| Given request |
Every entry must be copied word for word.

| Material provided |
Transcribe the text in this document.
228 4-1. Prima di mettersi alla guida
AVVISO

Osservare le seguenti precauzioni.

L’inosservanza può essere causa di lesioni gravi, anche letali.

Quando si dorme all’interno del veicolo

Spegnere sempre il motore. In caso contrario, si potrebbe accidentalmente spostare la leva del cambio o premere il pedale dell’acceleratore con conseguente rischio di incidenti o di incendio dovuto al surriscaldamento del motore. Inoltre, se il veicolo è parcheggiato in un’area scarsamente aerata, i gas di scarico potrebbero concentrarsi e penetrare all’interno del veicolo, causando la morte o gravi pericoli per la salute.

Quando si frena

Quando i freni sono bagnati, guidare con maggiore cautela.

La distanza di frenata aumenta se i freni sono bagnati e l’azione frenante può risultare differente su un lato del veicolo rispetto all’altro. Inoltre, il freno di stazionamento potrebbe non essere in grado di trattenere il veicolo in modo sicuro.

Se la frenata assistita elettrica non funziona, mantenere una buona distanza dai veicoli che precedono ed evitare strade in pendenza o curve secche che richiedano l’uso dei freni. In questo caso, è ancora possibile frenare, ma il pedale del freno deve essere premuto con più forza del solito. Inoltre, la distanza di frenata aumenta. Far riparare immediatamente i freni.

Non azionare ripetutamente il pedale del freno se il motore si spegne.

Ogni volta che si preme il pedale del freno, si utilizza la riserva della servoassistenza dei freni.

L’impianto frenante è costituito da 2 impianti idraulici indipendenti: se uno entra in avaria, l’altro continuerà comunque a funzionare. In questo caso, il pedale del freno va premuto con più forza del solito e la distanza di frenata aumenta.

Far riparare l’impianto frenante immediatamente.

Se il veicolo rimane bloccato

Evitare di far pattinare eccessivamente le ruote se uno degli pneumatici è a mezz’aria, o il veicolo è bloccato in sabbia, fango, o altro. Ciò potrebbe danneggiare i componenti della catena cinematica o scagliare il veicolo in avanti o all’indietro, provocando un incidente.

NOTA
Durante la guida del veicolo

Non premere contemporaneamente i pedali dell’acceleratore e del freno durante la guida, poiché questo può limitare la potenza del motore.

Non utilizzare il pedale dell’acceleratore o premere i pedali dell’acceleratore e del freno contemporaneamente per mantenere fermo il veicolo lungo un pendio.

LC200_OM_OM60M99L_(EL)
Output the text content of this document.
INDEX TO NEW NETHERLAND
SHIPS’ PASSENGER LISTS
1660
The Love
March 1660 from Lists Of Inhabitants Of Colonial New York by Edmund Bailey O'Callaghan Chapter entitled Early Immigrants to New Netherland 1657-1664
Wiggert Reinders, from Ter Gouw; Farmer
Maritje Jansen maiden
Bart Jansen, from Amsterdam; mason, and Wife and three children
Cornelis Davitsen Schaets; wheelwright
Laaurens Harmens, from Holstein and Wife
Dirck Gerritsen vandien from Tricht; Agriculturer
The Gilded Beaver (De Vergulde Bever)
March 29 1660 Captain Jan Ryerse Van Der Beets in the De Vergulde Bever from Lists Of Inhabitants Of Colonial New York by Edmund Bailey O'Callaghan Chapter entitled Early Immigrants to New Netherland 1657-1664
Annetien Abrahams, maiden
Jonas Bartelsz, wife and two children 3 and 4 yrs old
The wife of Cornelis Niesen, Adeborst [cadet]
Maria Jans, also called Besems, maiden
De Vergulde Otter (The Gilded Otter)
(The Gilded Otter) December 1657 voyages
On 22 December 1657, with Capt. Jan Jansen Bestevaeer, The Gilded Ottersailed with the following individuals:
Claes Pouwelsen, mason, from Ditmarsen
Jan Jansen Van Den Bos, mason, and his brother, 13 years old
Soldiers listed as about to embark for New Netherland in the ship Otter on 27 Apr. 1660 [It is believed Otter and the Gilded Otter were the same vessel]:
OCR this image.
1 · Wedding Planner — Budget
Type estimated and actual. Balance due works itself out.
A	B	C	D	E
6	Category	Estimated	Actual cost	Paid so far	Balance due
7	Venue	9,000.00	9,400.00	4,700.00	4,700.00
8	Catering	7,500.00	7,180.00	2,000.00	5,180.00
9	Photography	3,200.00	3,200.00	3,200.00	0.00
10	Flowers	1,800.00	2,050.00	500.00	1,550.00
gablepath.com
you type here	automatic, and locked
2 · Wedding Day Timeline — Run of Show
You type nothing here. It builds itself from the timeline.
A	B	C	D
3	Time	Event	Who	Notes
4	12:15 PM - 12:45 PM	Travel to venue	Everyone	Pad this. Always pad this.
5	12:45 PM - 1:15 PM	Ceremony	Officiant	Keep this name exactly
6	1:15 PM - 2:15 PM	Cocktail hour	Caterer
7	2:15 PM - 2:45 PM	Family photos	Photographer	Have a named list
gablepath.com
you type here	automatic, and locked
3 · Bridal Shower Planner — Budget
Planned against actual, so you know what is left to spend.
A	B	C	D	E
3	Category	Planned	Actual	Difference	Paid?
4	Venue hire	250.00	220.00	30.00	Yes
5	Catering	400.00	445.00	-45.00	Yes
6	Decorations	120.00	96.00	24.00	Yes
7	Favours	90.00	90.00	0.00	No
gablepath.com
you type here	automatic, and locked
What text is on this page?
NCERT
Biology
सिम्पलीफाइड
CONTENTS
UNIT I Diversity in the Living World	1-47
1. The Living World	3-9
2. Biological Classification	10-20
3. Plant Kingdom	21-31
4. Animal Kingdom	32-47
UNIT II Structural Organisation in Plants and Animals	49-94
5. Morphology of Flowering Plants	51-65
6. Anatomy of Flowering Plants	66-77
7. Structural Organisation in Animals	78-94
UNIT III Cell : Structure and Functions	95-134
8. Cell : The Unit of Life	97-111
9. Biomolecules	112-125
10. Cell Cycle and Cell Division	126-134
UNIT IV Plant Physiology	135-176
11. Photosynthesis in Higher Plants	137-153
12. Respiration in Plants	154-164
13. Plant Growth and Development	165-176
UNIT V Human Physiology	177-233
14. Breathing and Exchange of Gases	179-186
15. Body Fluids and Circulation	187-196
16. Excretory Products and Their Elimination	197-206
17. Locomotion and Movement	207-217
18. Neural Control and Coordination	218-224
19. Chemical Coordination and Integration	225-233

| Reply to the exercise |
Transcribe the text in this document.
228 4-1. Prima di mettersi alla guida
AVVISO

Osservare le seguenti precauzioni.

L’inosservanza può essere causa di lesioni gravi, anche letali.

Quando si dorme all’interno del veicolo

Spegnere sempre il motore. In caso contrario, si potrebbe accidentalmente spostare la leva del cambio o premere il pedale dell’acceleratore con conseguente rischio di incidenti o di incendio dovuto al surriscaldamento del motore. Inoltre, se il veicolo è parcheggiato in un’area scarsamente aerata, i gas di scarico potrebbero concentrarsi e penetrare all’interno del veicolo, causando la morte o gravi pericoli per la salute.

Quando si frena

Quando i freni sono bagnati, guidare con maggiore cautela.

La distanza di frenata aumenta se i freni sono bagnati e l’azione frenante può risultare differente su un lato del veicolo rispetto all’altro. Inoltre, il freno di stazionamento potrebbe non essere in grado di trattenere il veicolo in modo sicuro.

Se la frenata assistita elettrica non funziona, mantenere una buona distanza dai veicoli che precedono ed evitare strade in pendenza o curve secche che richiedano l’uso dei freni. In questo caso, è ancora possibile frenare, ma il pedale del freno deve essere premuto con più forza del solito. Inoltre, la distanza di frenata aumenta. Far riparare immediatamente i freni.

Non azionare ripetutamente il pedale del freno se il motore si spegne.

Ogni volta che si preme il pedale del freno, si utilizza la riserva della servoassistenza dei freni.

L’impianto frenante è costituito da 2 impianti idraulici indipendenti: se uno entra in avaria, l’altro continuerà comunque a funzionare. In questo caso, il pedale del freno va premuto con più forza del solito e la distanza di frenata aumenta.

Far riparare l’impianto frenante immediatamente.

Se il veicolo rimane bloccato

Evitare di far pattinare eccessivamente le ruote se uno degli pneumatici è a mezz’aria, o il veicolo è bloccato in sabbia, fango, o altro. Ciò potrebbe danneggiare i componenti della catena cinematica o scagliare il veicolo in avanti o all’indietro, provocando un incidente.

NOTA
Durante la guida del veicolo

Non premere contemporaneamente i pedali dell’acceleratore e del freno durante la guida, poiché questo può limitare la potenza del motore.

Non utilizzare il pedale dell’acceleratore o premere i pedali dell’acceleratore e del freno contemporaneamente per mantenere fermo il veicolo lungo un pendio.

LC200_OM_OM60M99L_(EL)
Output the text content of this document.
INDEX TO NEW NETHERLAND
SHIPS’ PASSENGER LISTS
1660
The Love
March 1660 from Lists Of Inhabitants Of Colonial New York by Edmund Bailey O'Callaghan Chapter entitled Early Immigrants to New Netherland 1657-1664
Wiggert Reinders, from Ter Gouw; Farmer
Maritje Jansen maiden
Bart Jansen, from Amsterdam; mason, and Wife and three children
Cornelis Davitsen Schaets; wheelwright
Laaurens Harmens, from Holstein and Wife
Dirck Gerritsen vandien from Tricht; Agriculturer
The Gilded Beaver (De Vergulde Bever)
March 29 1660 Captain Jan Ryerse Van Der Beets in the De Vergulde Bever from Lists Of Inhabitants Of Colonial New York by Edmund Bailey O'Callaghan Chapter entitled Early Immigrants to New Netherland 1657-1664
Annetien Abrahams, maiden
Jonas Bartelsz, wife and two children 3 and 4 yrs old
The wife of Cornelis Niesen, Adeborst [cadet]
Maria Jans, also called Besems, maiden
De Vergulde Otter (The Gilded Otter)
(The Gilded Otter) December 1657 voyages
On 22 December 1657, with Capt. Jan Jansen Bestevaeer, The Gilded Ottersailed with the following individuals:
Claes Pouwelsen, mason, from Ditmarsen
Jan Jansen Van Den Bos, mason, and his brother, 13 years old
Soldiers listed as about to embark for New Netherland in the ship Otter on 27 Apr. 1660 [It is believed Otter and the Gilded Otter were the same vessel]:
OCR this image.
1 · Wedding Planner — Budget
Type estimated and actual. Balance due works itself out.
A	B	C	D	E
6	Category	Estimated	Actual cost	Paid so far	Balance due
7	Venue	9,000.00	9,400.00	4,700.00	4,700.00
8	Catering	7,500.00	7,180.00	2,000.00	5,180.00
9	Photography	3,200.00	3,200.00	3,200.00	0.00
10	Flowers	1,800.00	2,050.00	500.00	1,550.00
gablepath.com
you type here	automatic, and locked
2 · Wedding Day Timeline — Run of Show
You type nothing here. It builds itself from the timeline.
A	B	C	D
3	Time	Event	Who	Notes
4	12:15 PM - 12:45 PM	Travel to venue	Everyone	Pad this. Always pad this.
5	12:45 PM - 1:15 PM	Ceremony	Officiant	Keep this name exactly
6	1:15 PM - 2:15 PM	Cocktail hour	Caterer
7	2:15 PM - 2:45 PM	Family photos	Photographer	Have a named list
gablepath.com
you type here	automatic, and locked
3 · Bridal Shower Planner — Budget
Planned against actual, so you know what is left to spend.
A	B	C	D	E
3	Category	Planned	Actual	Difference	Paid?
4	Venue hire	250.00	220.00	30.00	Yes
5	Catering	400.00	445.00	-45.00	Yes
6	Decorations	120.00	96.00	24.00	Yes
7	Favours	90.00	90.00	0.00	No
gablepath.com
you type here	automatic, and locked
What text is on this page?
NCERT
Biology
सिम्पलीफाइड
CONTENTS
UNIT I Diversity in the Living World	1-47
1. The Living World	3-9
2. Biological Classification	10-20
3. Plant Kingdom	21-31
4. Animal Kingdom	32-47
UNIT II Structural Organisation in Plants and Animals	49-94
5. Morphology of Flowering Plants	51-65
6. Anatomy of Flowering Plants	66-77
7. Structural Organisation in Animals	78-94
UNIT III Cell : Structure and Functions	95-134
8. Cell : The Unit of Life	97-111
9. Biomolecules	112-125
10. Cell Cycle and Cell Division	126-134
UNIT IV Plant Physiology	135-176
11. Photosynthesis in Higher Plants	137-153
12. Respiration in Plants	154-164
13. Plant Growth and Development	165-176
UNIT V Human Physiology	177-233
14. Breathing and Exchange of Gases	179-186
15. Body Fluids and Circulation	187-196
16. Excretory Products and Their Elimination	197-206
17. Locomotion and Movement	207-217
18. Neural Control and Coordination	218-224
19. Chemical Coordination and Integration	225-233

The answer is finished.